■ **Task requirements**: Transcribe the full listing exactly, and drop every picture.

====== Data entries

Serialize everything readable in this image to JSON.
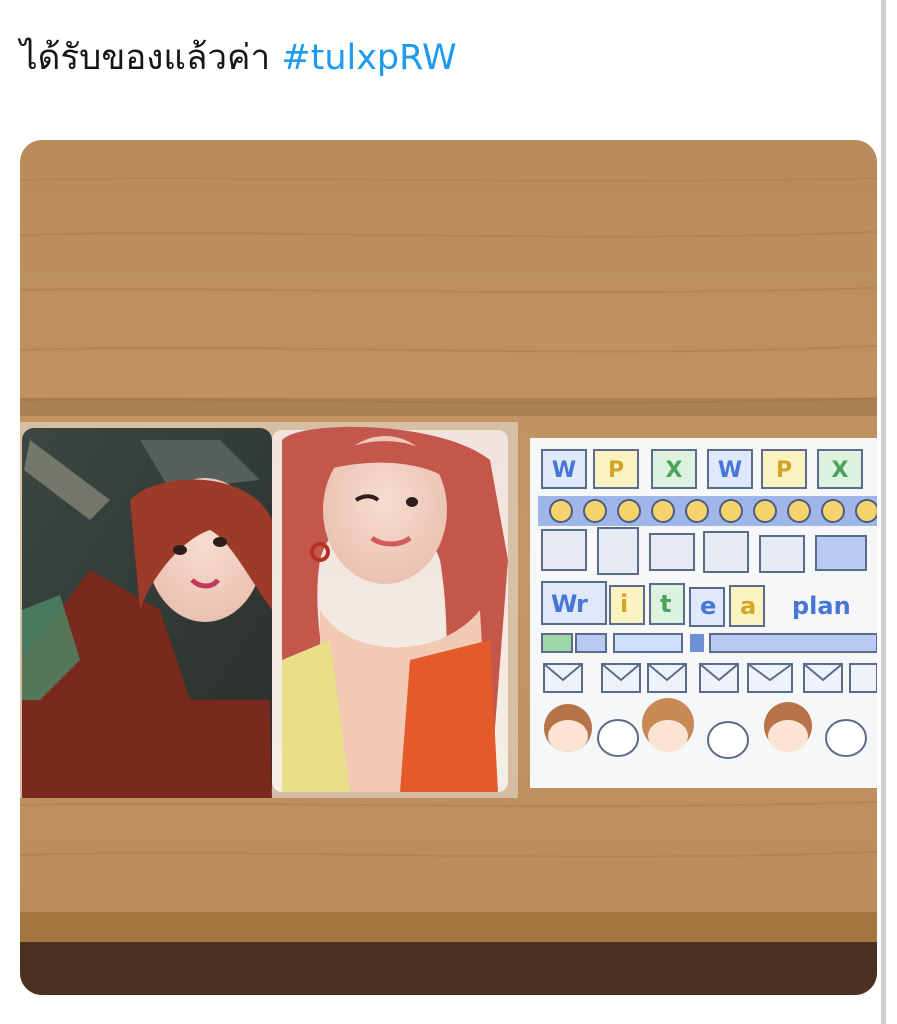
{
  "tweet": {
    "text": "ได้รับของแล้วค่า",
    "hashtag": "#tulxpRW"
  },
  "photo": {
    "sticker_sheet": {
      "tiles_row1": [
        "W",
        "P",
        "X",
        "W",
        "P",
        "X"
      ],
      "title_letters": [
        "W",
        "r",
        "i",
        "t",
        "e",
        "a",
        "p",
        "l",
        "a",
        "n"
      ]
    }
  },
  "colors": {
    "text": "#14171a",
    "link": "#1d9bf0"
  }
}
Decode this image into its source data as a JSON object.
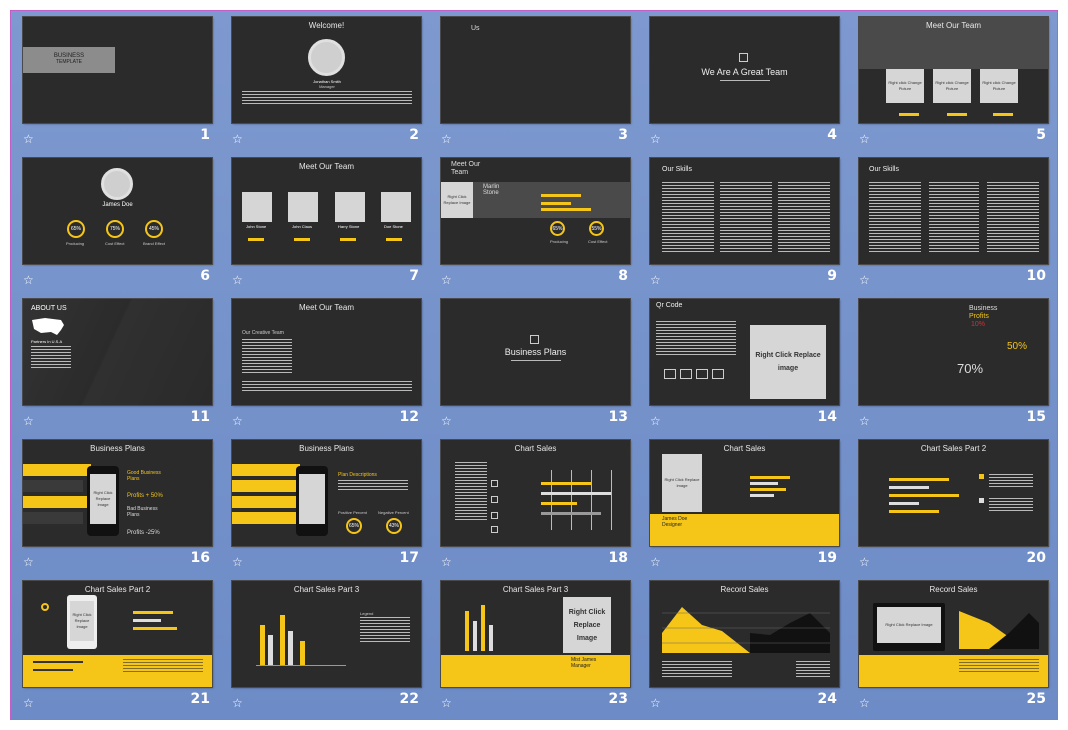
{
  "slides": [
    {
      "num": "1",
      "title": "BUSINESS",
      "subtitle": "TEMPLATE"
    },
    {
      "num": "2",
      "title": "Welcome!",
      "photo": "Right click\nChange Picture",
      "name": "Jonathan Smith",
      "role": "Manager"
    },
    {
      "num": "3",
      "title": "Us"
    },
    {
      "num": "4",
      "title": "We Are A Great Team"
    },
    {
      "num": "5",
      "title": "Meet Our Team",
      "photos": [
        "Right click\nChange Picture",
        "Right click\nChange Picture",
        "Right click\nChange Picture"
      ]
    },
    {
      "num": "6",
      "name": "James Doe",
      "photo": "Right click\nChange Picture",
      "stats": [
        "65%",
        "75%",
        "45%"
      ],
      "labels": [
        "Producing",
        "Cost Effect",
        "Brand Effect"
      ]
    },
    {
      "num": "7",
      "title": "Meet Our Team",
      "names": [
        "John Stone",
        "John Claus",
        "Harry Stone",
        "Doe Stone"
      ]
    },
    {
      "num": "8",
      "title": "Meet Our Team",
      "photo": "Right Click\nReplace Image",
      "name": "Marlin Stone",
      "stats": [
        "65%",
        "55%"
      ],
      "labels": [
        "Producing",
        "Cost Effect"
      ]
    },
    {
      "num": "9",
      "title": "Our Skills"
    },
    {
      "num": "10",
      "title": "Our Skills"
    },
    {
      "num": "11",
      "title": "ABOUT US",
      "caption": "Partners In U.S.A"
    },
    {
      "num": "12",
      "title": "Meet Our Team",
      "subtitle": "Our Creative Team"
    },
    {
      "num": "13",
      "title": "Business Plans"
    },
    {
      "num": "14",
      "title": "Qr Code",
      "photo": "Right Click\nReplace image"
    },
    {
      "num": "15",
      "title": "Business",
      "subtitle": "Profits",
      "values": [
        "10%",
        "50%",
        "70%"
      ]
    },
    {
      "num": "16",
      "title": "Business Plans",
      "photo": "Right Click\nReplace Image",
      "good": "Good Business Plans",
      "good_value": "Profits + 50%",
      "bad": "Bad Business Plans",
      "bad_value": "Profits -25%"
    },
    {
      "num": "17",
      "title": "Business Plans",
      "desc": "Plan Descriptions",
      "stats": [
        "65%",
        "43%"
      ],
      "labels": [
        "Positive Percent",
        "Negative Percent"
      ]
    },
    {
      "num": "18",
      "title": "Chart Sales"
    },
    {
      "num": "19",
      "title": "Chart Sales",
      "photo": "Right Click\nReplace Image",
      "name": "James Doe",
      "role": "Designer"
    },
    {
      "num": "20",
      "title": "Chart Sales Part 2"
    },
    {
      "num": "21",
      "title": "Chart Sales Part 2",
      "photo": "Right Click\nReplace Image"
    },
    {
      "num": "22",
      "title": "Chart Sales Part 3",
      "legend": "Legend"
    },
    {
      "num": "23",
      "title": "Chart Sales Part 3",
      "photo": "Right Click\nReplace Image",
      "name": "Mist James",
      "role": "Manager"
    },
    {
      "num": "24",
      "title": "Record Sales"
    },
    {
      "num": "25",
      "title": "Record Sales",
      "photo": "Right Click\nReplace Image"
    }
  ],
  "colors": {
    "accent": "#f5c518",
    "slide_bg": "#2b2b2b",
    "panel_bg": "#6d8bc6"
  },
  "icon": "star-icon"
}
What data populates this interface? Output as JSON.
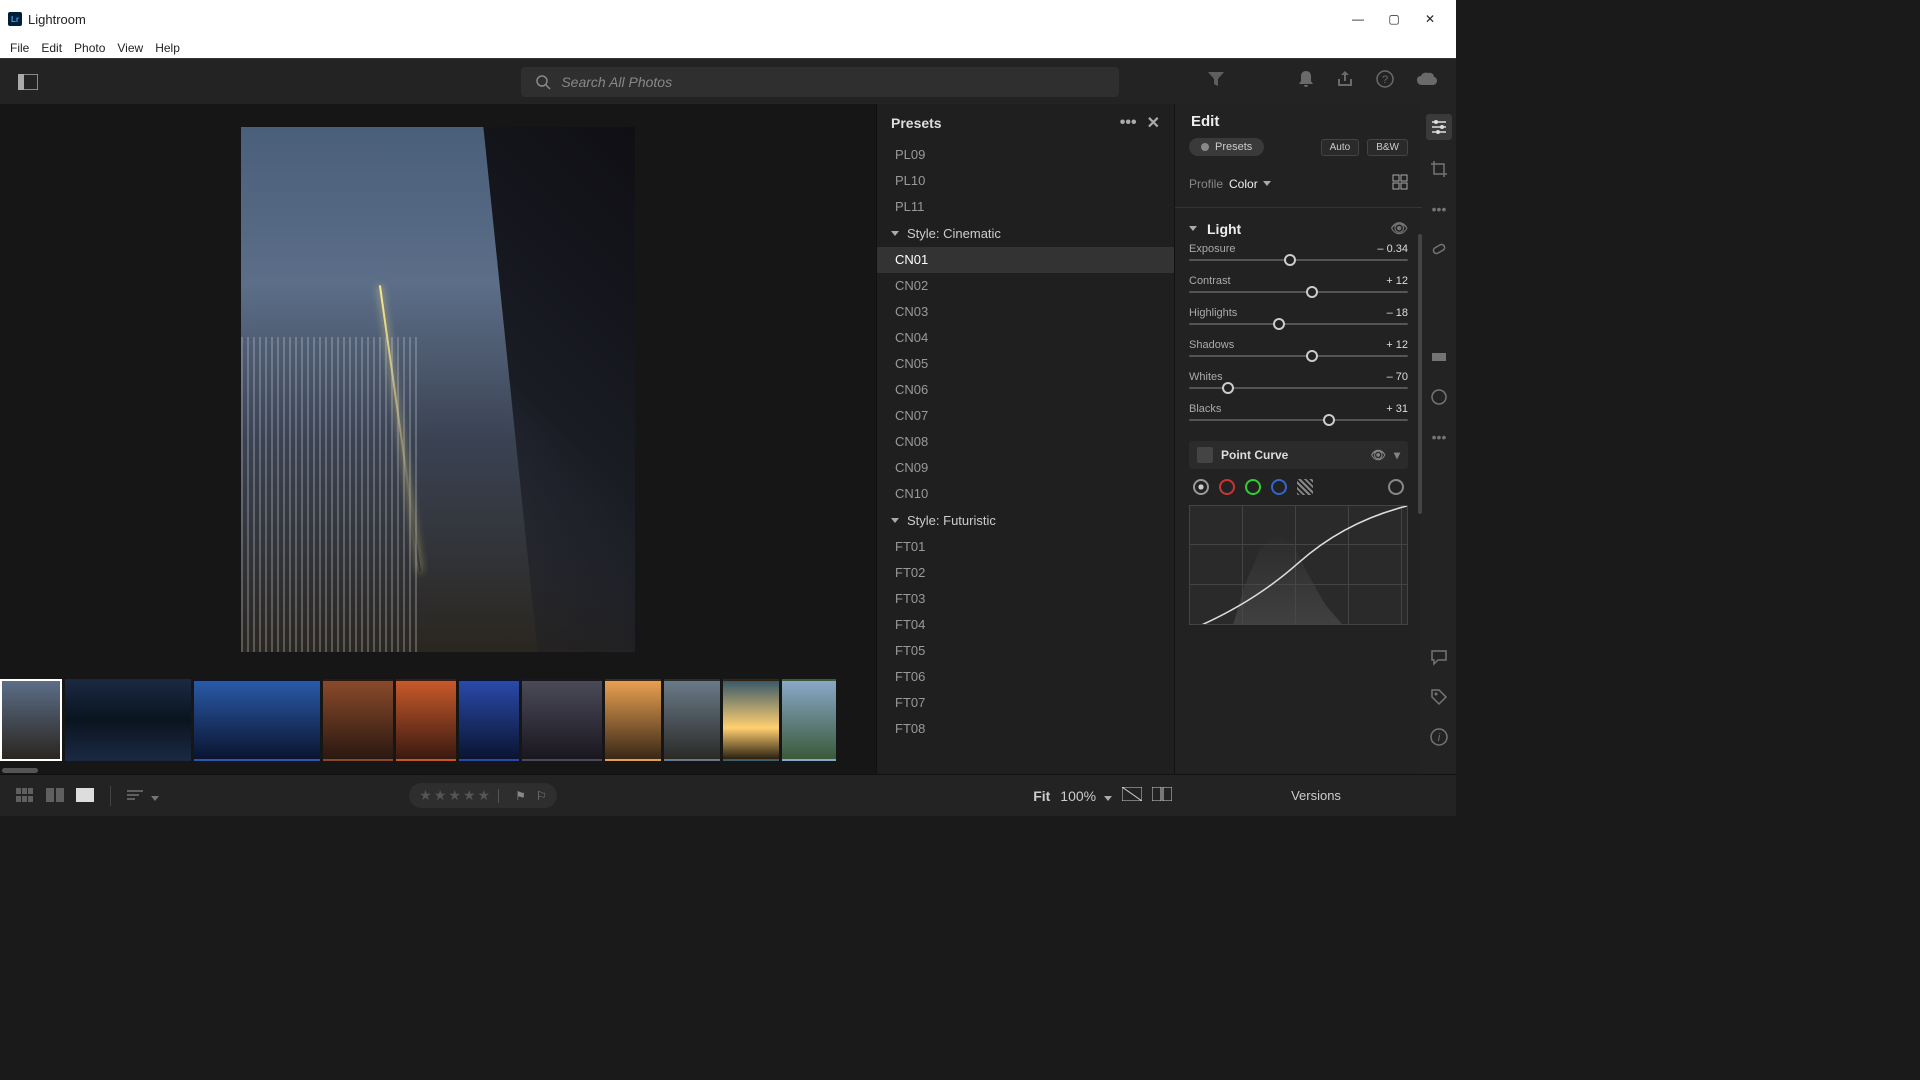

============

■ **Complete answer**:
Serialize everything readable in this image to JSON.
{
  "tweet": {
    "text": "ได้รับของแล้วค่า",
    "hashtag": "#tulxpRW"
  },
  "photo": {
    "sticker_sheet": {
      "tiles_row1": [
        "W",
        "P",
        "X",
        "W",
        "P",
        "X"
      ],
      "title_letters": [
        "W",
        "r",
        "i",
        "t",
        "e",
        "a",
        "p",
        "l",
        "a",
        "n"
      ]
    }
  },
  "colors": {
    "text": "#14171a",
    "link": "#1d9bf0"
  }
}
Decode this image into its source data as a JSON object.
{
  "slides": [
    {
      "num": "1",
      "title": "BUSINESS",
      "subtitle": "TEMPLATE"
    },
    {
      "num": "2",
      "title": "Welcome!",
      "photo": "Right click\nChange Picture",
      "name": "Jonathan Smith",
      "role": "Manager"
    },
    {
      "num": "3",
      "title": "Us"
    },
    {
      "num": "4",
      "title": "We Are A Great Team"
    },
    {
      "num": "5",
      "title": "Meet Our Team",
      "photos": [
        "Right click\nChange Picture",
        "Right click\nChange Picture",
        "Right click\nChange Picture"
      ]
    },
    {
      "num": "6",
      "name": "James Doe",
      "photo": "Right click\nChange Picture",
      "stats": [
        "65%",
        "75%",
        "45%"
      ],
      "labels": [
        "Producing",
        "Cost Effect",
        "Brand Effect"
      ]
    },
    {
      "num": "7",
      "title": "Meet Our Team",
      "names": [
        "John Stone",
        "John Claus",
        "Harry Stone",
        "Doe Stone"
      ]
    },
    {
      "num": "8",
      "title": "Meet Our Team",
      "photo": "Right Click\nReplace Image",
      "name": "Marlin Stone",
      "stats": [
        "65%",
        "55%"
      ],
      "labels": [
        "Producing",
        "Cost Effect"
      ]
    },
    {
      "num": "9",
      "title": "Our Skills"
    },
    {
      "num": "10",
      "title": "Our Skills"
    },
    {
      "num": "11",
      "title": "ABOUT US",
      "caption": "Partners In U.S.A"
    },
    {
      "num": "12",
      "title": "Meet Our Team",
      "subtitle": "Our Creative Team"
    },
    {
      "num": "13",
      "title": "Business Plans"
    },
    {
      "num": "14",
      "title": "Qr Code",
      "photo": "Right Click\nReplace image"
    },
    {
      "num": "15",
      "title": "Business",
      "subtitle": "Profits",
      "values": [
        "10%",
        "50%",
        "70%"
      ]
    },
    {
      "num": "16",
      "title": "Business Plans",
      "photo": "Right Click\nReplace Image",
      "good": "Good Business Plans",
      "good_value": "Profits + 50%",
      "bad": "Bad Business Plans",
      "bad_value": "Profits -25%"
    },
    {
      "num": "17",
      "title": "Business Plans",
      "desc": "Plan Descriptions",
      "stats": [
        "65%",
        "43%"
      ],
      "labels": [
        "Positive Percent",
        "Negative Percent"
      ]
    },
    {
      "num": "18",
      "title": "Chart Sales"
    },
    {
      "num": "19",
      "title": "Chart Sales",
      "photo": "Right Click\nReplace Image",
      "name": "James Doe",
      "role": "Designer"
    },
    {
      "num": "20",
      "title": "Chart Sales Part 2"
    },
    {
      "num": "21",
      "title": "Chart Sales Part 2",
      "photo": "Right Click\nReplace Image"
    },
    {
      "num": "22",
      "title": "Chart Sales Part 3",
      "legend": "Legend"
    },
    {
      "num": "23",
      "title": "Chart Sales Part 3",
      "photo": "Right Click\nReplace Image",
      "name": "Mist James",
      "role": "Manager"
    },
    {
      "num": "24",
      "title": "Record Sales"
    },
    {
      "num": "25",
      "title": "Record Sales",
      "photo": "Right Click\nReplace Image"
    }
  ],
  "colors": {
    "accent": "#f5c518",
    "slide_bg": "#2b2b2b",
    "panel_bg": "#6d8bc6"
  },
  "icon": "star-icon"
}
What data populates this interface? Output as JSON.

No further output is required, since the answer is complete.